# SCHRIFTLICHE AUFGABEN
1. Wie viele Kameras umfasst das Kameraprojekt in Hebron laut dem Textauszug heute?
2. Bearbeite in den Einträgen alles von der Zeile mit „Find all labels, buttons, inputs, and“ bis hinunter zur Zeile mit „reward-name: 50点坐骑经验丹 xyxy=(52,66,132,79)“, beide eingeschlossen: Ersetze „claim-button“ durch „collect-button“ und gib diese Zeilen sonst unverändert wieder. Lass die Bilder in der Antwort weg.

# TEXTAUSZUG
*****
Ändert die Präsenz der Kamera manche Situationen und hat das Video-Projekt Wirkung auf die öffentliche Wahrnehmung?

Dia al-Haddad: Zum einen ändert sie die Beweislage. Wenn wir früher zur Polizei gingen, um Anzeige zum Beispiel wegen Siedlerattacken zu erstatten, wurden wir nach Beweisen gefragt. Doch mit dem Filmmaterial ändert sich das nun. Bevor wir die Kameras hatten, machten die Siedler, was sie wollten. Nun aber gehen sie auf Abstand, sobald wir die Kamera anschalten.

Shadda al-Haddad: Es war im Winter 2007, als ich das erste Mal etwas mit der Kamera filmte. Wir spielten im Schnee, als Siedler kamen und uns angreifen wollten. Sie versuchten uns die Kamera wegzunehmen. Das Bild war verwackelt, da ich Angst hatte und sehr zitterte. Wir brachten das Material dann zur Polizei und sie sagten uns, dass sie die Angreifer zu einem Verhör laden werden.

Yoav Gross: In Hebron startete das Kameraprojekt 2007 mit einer Kamera und entwickelte sich schnell zu einem großen und sehr effektiven Projekt. Nun sind es 220 Kameras. Es hat einen anderen Effekt als zum Beispiel einen schriftlichen Bericht zu veröffentlichen. Wir haben das Gefühl, dass die Videos eine andere Art der Konversation in den Medien hervorrufen. Dass dieser Film nun auf der Berlinale gezeigt wird, wurde durchaus in den israelischen Medien diskutiert.

Kam es auch schon vor, dass die Kamera oder Material konfisziert wurde oder dass Ihr verhaftet wurdet?

Shadda al-Haddad: Ja, wir filmten einen Angriff israelischer Siedler, dann kam das israelische Militär und konfiszierte die Videokassette.

Dia al-Haddad: Manche Soldaten wissen, dass ich mit B’Tselem arbeite. Es kam öfter vor, dass ich für einige Stunden an Checkpoints festgehalten wurde, mit der Begründung, ich kollaboriere mit B’Tselem. Einmal haben sie mich sogar sechs Stunden lang festgehalten.
*****
# ÜBUNGSMATERIAL
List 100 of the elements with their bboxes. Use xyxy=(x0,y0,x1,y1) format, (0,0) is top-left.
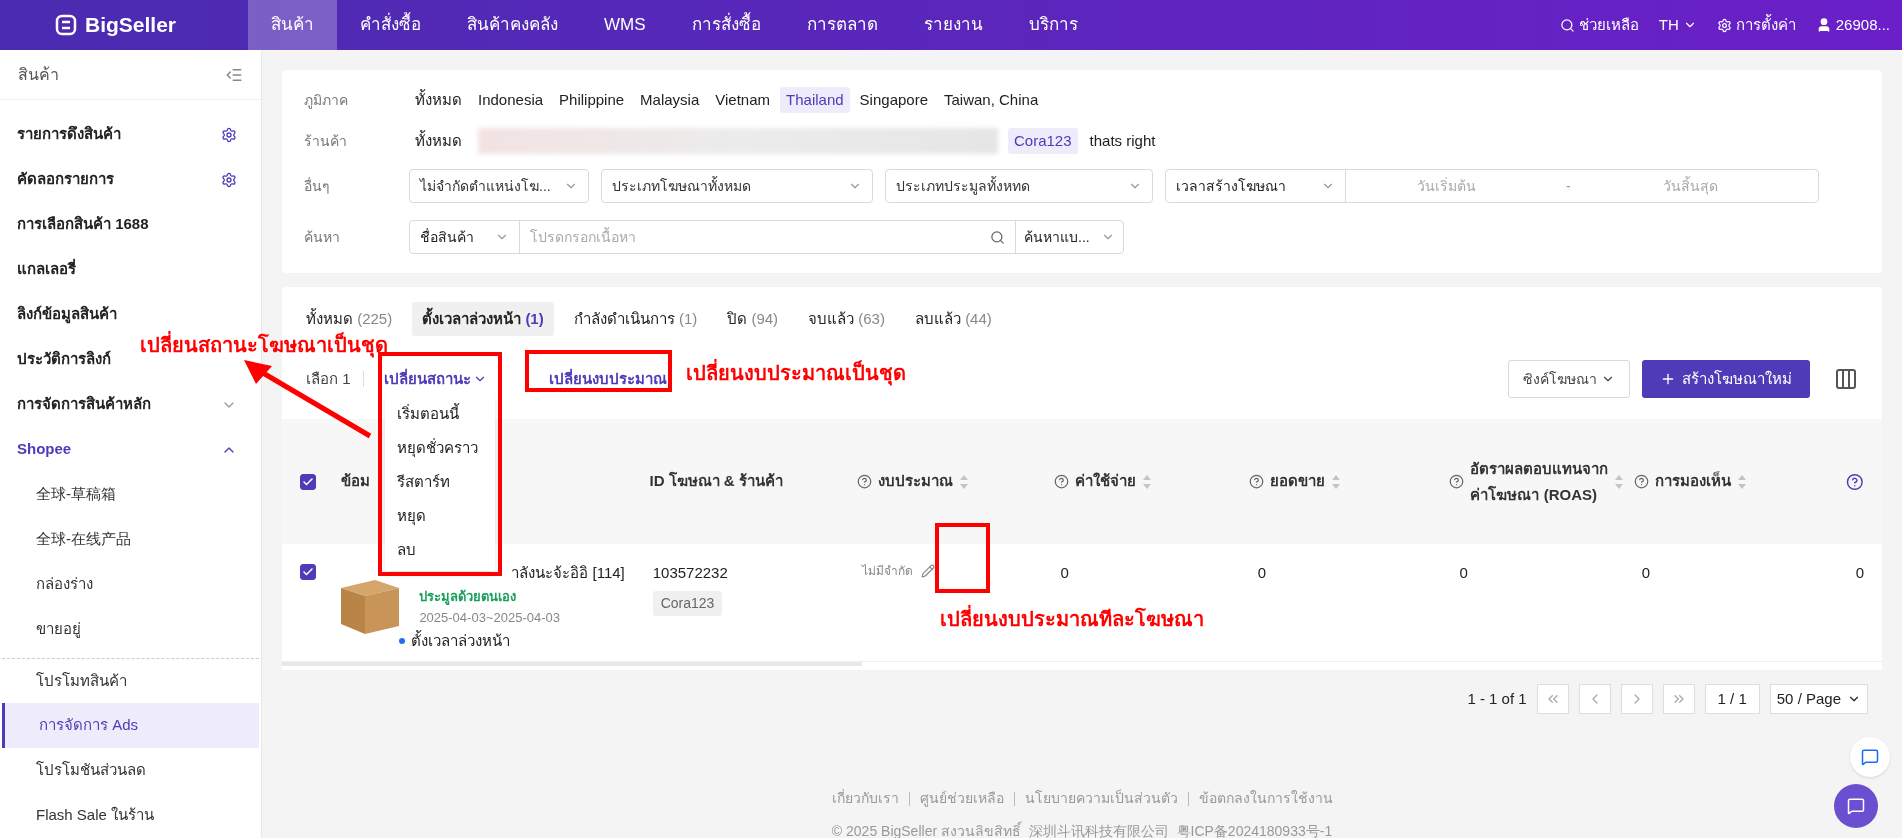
*****
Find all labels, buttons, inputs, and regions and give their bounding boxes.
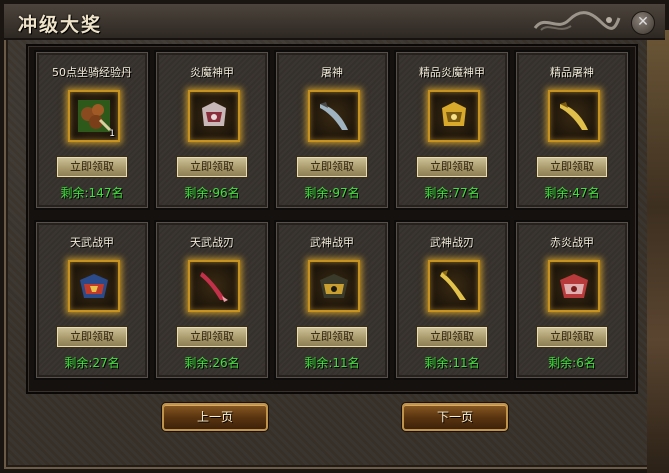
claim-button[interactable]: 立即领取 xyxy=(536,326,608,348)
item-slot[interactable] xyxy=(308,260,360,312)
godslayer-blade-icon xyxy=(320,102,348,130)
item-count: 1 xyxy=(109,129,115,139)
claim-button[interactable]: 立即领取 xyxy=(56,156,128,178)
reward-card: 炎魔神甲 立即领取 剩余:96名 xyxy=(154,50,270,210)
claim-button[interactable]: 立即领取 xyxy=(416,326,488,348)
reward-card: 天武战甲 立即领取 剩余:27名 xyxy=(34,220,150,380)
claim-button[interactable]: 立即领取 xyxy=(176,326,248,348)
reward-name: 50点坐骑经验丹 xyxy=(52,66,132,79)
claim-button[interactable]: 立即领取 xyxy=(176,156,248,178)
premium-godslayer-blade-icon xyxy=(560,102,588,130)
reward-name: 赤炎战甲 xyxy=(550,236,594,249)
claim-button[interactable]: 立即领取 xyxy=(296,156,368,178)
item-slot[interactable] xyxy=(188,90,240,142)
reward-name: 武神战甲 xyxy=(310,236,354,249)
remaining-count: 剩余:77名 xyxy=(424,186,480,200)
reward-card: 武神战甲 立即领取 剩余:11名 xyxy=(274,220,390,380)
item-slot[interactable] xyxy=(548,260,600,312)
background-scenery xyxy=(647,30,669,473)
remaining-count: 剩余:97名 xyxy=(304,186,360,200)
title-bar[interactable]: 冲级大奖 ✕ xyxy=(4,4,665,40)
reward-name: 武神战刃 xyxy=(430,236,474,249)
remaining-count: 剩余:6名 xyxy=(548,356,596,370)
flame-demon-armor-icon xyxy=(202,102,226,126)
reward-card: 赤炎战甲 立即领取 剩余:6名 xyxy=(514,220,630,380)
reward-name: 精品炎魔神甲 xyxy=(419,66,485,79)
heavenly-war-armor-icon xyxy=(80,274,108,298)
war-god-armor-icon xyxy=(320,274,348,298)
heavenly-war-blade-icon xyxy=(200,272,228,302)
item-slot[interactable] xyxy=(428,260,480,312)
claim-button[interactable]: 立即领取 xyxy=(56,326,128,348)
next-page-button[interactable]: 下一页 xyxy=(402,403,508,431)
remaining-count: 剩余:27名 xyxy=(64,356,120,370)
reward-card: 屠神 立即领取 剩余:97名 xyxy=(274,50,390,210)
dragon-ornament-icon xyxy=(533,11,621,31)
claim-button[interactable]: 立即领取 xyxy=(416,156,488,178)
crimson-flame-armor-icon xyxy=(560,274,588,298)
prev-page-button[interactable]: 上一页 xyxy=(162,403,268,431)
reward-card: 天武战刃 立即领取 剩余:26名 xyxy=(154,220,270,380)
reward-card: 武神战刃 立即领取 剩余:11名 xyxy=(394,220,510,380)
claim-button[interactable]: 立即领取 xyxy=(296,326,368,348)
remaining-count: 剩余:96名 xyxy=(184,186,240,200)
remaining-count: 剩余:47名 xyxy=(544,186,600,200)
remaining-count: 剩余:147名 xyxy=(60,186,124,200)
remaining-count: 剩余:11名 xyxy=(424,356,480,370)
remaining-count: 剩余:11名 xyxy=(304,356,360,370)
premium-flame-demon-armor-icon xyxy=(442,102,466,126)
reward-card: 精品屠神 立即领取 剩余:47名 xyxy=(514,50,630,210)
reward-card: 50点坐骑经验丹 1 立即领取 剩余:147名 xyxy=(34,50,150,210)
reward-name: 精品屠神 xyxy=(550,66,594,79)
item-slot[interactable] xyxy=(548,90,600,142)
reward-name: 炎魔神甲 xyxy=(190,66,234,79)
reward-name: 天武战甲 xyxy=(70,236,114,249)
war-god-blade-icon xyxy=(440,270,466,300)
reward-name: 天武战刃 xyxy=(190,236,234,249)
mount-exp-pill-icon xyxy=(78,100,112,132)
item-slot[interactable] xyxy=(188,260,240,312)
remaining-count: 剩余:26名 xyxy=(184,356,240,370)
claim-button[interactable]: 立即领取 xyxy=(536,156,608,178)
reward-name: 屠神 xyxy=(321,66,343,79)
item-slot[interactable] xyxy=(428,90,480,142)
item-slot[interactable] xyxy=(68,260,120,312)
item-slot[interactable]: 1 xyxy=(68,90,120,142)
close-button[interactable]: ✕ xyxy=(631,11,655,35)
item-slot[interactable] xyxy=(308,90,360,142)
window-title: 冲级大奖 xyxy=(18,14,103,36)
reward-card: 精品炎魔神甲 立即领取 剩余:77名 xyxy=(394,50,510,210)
*****
# LÖSUNGEN DER ÜBUNGEN
1. Es sind 220 Kameras.

2.
Find all labels, buttons, inputs, and regions and give their bounding boxes.
collect-button[interactable]: 立即领取 xyxy=(536,326,608,348)
item-slot[interactable] xyxy=(308,260,360,312)
godslayer-blade-icon xyxy=(320,102,348,130)
item-count: 1 xyxy=(109,129,115,139)
collect-button[interactable]: 立即领取 xyxy=(56,156,128,178)
reward-card: 炎魔神甲 立即领取 剩余:96名 xyxy=(154,50,270,210)
collect-button[interactable]: 立即领取 xyxy=(416,326,488,348)
reward-card: 天武战甲 立即领取 剩余:27名 xyxy=(34,220,150,380)
collect-button[interactable]: 立即领取 xyxy=(176,326,248,348)
reward-name: 50点坐骑经验丹 xyxy=(52,66,132,79)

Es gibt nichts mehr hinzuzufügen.